THE REQUEST ->
Update the records below by changing every "gridline" to "grid-line" and leaving everything else untouched. Leave the pictures out of your answer.

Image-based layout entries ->
--------------------------------------------------

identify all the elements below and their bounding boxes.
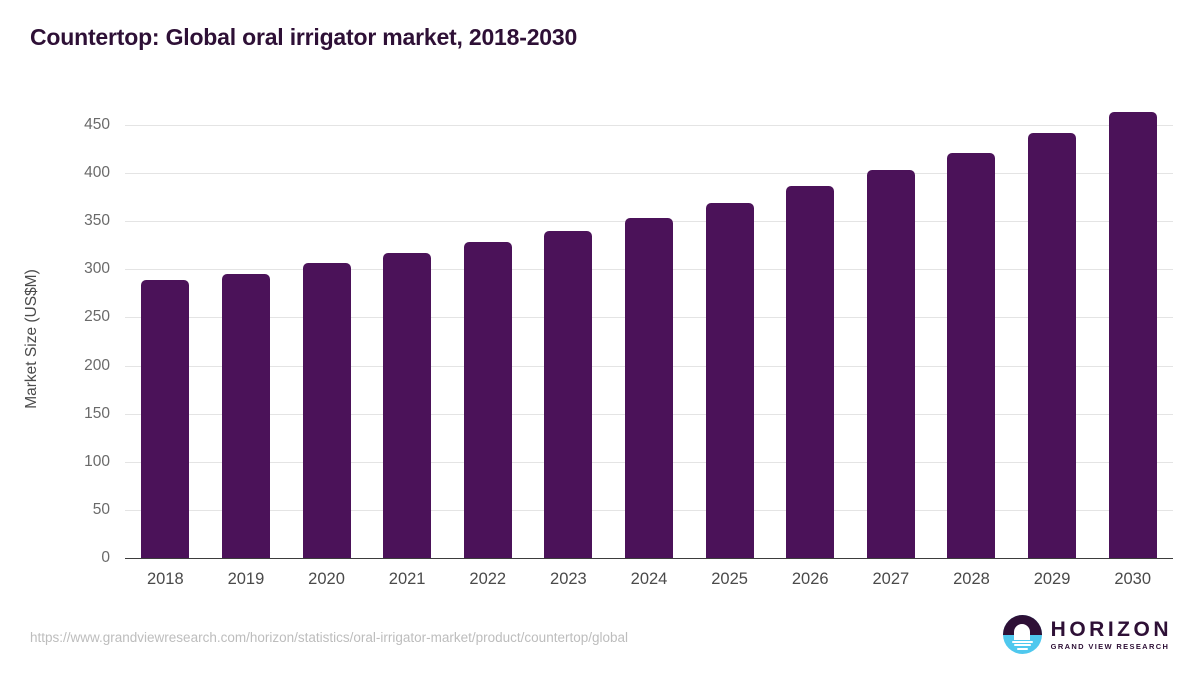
x-tick-label-2019: 2019	[206, 570, 286, 589]
x-tick-label-2020: 2020	[287, 570, 367, 589]
bar-2027[interactable]	[867, 170, 915, 558]
bar-2025[interactable]	[706, 203, 754, 558]
y-tick-label: 0	[52, 549, 110, 567]
y-tick-label: 100	[52, 453, 110, 471]
bar-2019[interactable]	[222, 274, 270, 558]
x-tick-label-2026: 2026	[770, 570, 850, 589]
x-tick-label-2023: 2023	[528, 570, 608, 589]
x-tick-label-2021: 2021	[367, 570, 447, 589]
horizon-mark-icon	[1003, 615, 1042, 654]
y-tick-label: 450	[52, 116, 110, 134]
y-axis-tick-labels: 050100150200250300350400450	[52, 0, 110, 675]
y-tick-label: 250	[52, 308, 110, 326]
x-tick-label-2018: 2018	[125, 570, 205, 589]
gridline	[125, 125, 1173, 126]
x-tick-label-2022: 2022	[448, 570, 528, 589]
y-tick-label: 400	[52, 164, 110, 182]
gridline	[125, 558, 1173, 559]
source-url[interactable]: https://www.grandviewresearch.com/horizo…	[30, 630, 628, 645]
bar-2022[interactable]	[464, 242, 512, 558]
bar-2020[interactable]	[303, 263, 351, 558]
bar-2021[interactable]	[383, 253, 431, 558]
y-tick-label: 150	[52, 405, 110, 423]
x-tick-label-2027: 2027	[851, 570, 931, 589]
logo-wordmark: HORIZON	[1051, 619, 1172, 640]
logo-text-block: HORIZON GRAND VIEW RESEARCH	[1051, 619, 1172, 651]
logo-tagline: GRAND VIEW RESEARCH	[1051, 643, 1172, 651]
bar-2023[interactable]	[544, 231, 592, 558]
x-tick-label-2025: 2025	[690, 570, 770, 589]
chart-page: Countertop: Global oral irrigator market…	[0, 0, 1200, 675]
bar-2018[interactable]	[141, 280, 189, 558]
gridline	[125, 173, 1173, 174]
y-axis-title: Market Size (US$M)	[23, 239, 41, 439]
x-tick-label-2024: 2024	[609, 570, 689, 589]
bar-2026[interactable]	[786, 186, 834, 558]
chart-plot-area: Market Size (US$M) 050100150200250300350…	[0, 0, 1200, 675]
horizon-logo: HORIZON GRAND VIEW RESEARCH	[1003, 615, 1172, 654]
bar-2024[interactable]	[625, 218, 673, 558]
bar-2029[interactable]	[1028, 133, 1076, 558]
bar-2030[interactable]	[1109, 112, 1157, 558]
x-tick-label-2030: 2030	[1093, 570, 1173, 589]
x-tick-label-2028: 2028	[931, 570, 1011, 589]
y-tick-label: 50	[52, 501, 110, 519]
y-tick-label: 350	[52, 212, 110, 230]
y-tick-label: 300	[52, 260, 110, 278]
x-tick-label-2029: 2029	[1012, 570, 1092, 589]
y-tick-label: 200	[52, 357, 110, 375]
bar-2028[interactable]	[947, 153, 995, 558]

--------------------------------------------------

ANSWER ->
identify all the elements below and their bounding boxes.
x-tick-label-2019: 2019	[206, 570, 286, 589]
x-tick-label-2020: 2020	[287, 570, 367, 589]
bar-2027[interactable]	[867, 170, 915, 558]
bar-2025[interactable]	[706, 203, 754, 558]
y-tick-label: 0	[52, 549, 110, 567]
y-tick-label: 100	[52, 453, 110, 471]
bar-2019[interactable]	[222, 274, 270, 558]
x-tick-label-2026: 2026	[770, 570, 850, 589]
x-tick-label-2023: 2023	[528, 570, 608, 589]
x-tick-label-2021: 2021	[367, 570, 447, 589]
horizon-mark-icon	[1003, 615, 1042, 654]
y-tick-label: 450	[52, 116, 110, 134]
y-axis-tick-labels: 050100150200250300350400450	[52, 0, 110, 675]
y-tick-label: 250	[52, 308, 110, 326]
x-tick-label-2018: 2018	[125, 570, 205, 589]
grid-line	[125, 125, 1173, 126]
x-tick-label-2022: 2022	[448, 570, 528, 589]
y-tick-label: 400	[52, 164, 110, 182]
grid-line	[125, 558, 1173, 559]
source-url[interactable]: https://www.grandviewresearch.com/horizo…	[30, 630, 628, 645]
bar-2022[interactable]	[464, 242, 512, 558]
bar-2020[interactable]	[303, 263, 351, 558]
bar-2021[interactable]	[383, 253, 431, 558]
y-tick-label: 150	[52, 405, 110, 423]
x-tick-label-2027: 2027	[851, 570, 931, 589]
logo-wordmark: HORIZON	[1051, 619, 1172, 640]
logo-text-block: HORIZON GRAND VIEW RESEARCH	[1051, 619, 1172, 651]
logo-tagline: GRAND VIEW RESEARCH	[1051, 643, 1172, 651]
bar-2023[interactable]	[544, 231, 592, 558]
x-tick-label-2025: 2025	[690, 570, 770, 589]
chart-page: Countertop: Global oral irrigator market…	[0, 0, 1200, 675]
bar-2018[interactable]	[141, 280, 189, 558]
grid-line	[125, 173, 1173, 174]
y-axis-title: Market Size (US$M)	[23, 239, 41, 439]
x-tick-label-2024: 2024	[609, 570, 689, 589]
bar-2026[interactable]	[786, 186, 834, 558]
chart-plot-area: Market Size (US$M) 050100150200250300350…	[0, 0, 1200, 675]
horizon-logo: HORIZON GRAND VIEW RESEARCH	[1003, 615, 1172, 654]
bar-2024[interactable]	[625, 218, 673, 558]
bar-2029[interactable]	[1028, 133, 1076, 558]
bar-2030[interactable]	[1109, 112, 1157, 558]
x-tick-label-2030: 2030	[1093, 570, 1173, 589]
x-tick-label-2028: 2028	[931, 570, 1011, 589]
y-tick-label: 50	[52, 501, 110, 519]
y-tick-label: 350	[52, 212, 110, 230]
y-tick-label: 300	[52, 260, 110, 278]
x-tick-label-2029: 2029	[1012, 570, 1092, 589]
y-tick-label: 200	[52, 357, 110, 375]
bar-2028[interactable]	[947, 153, 995, 558]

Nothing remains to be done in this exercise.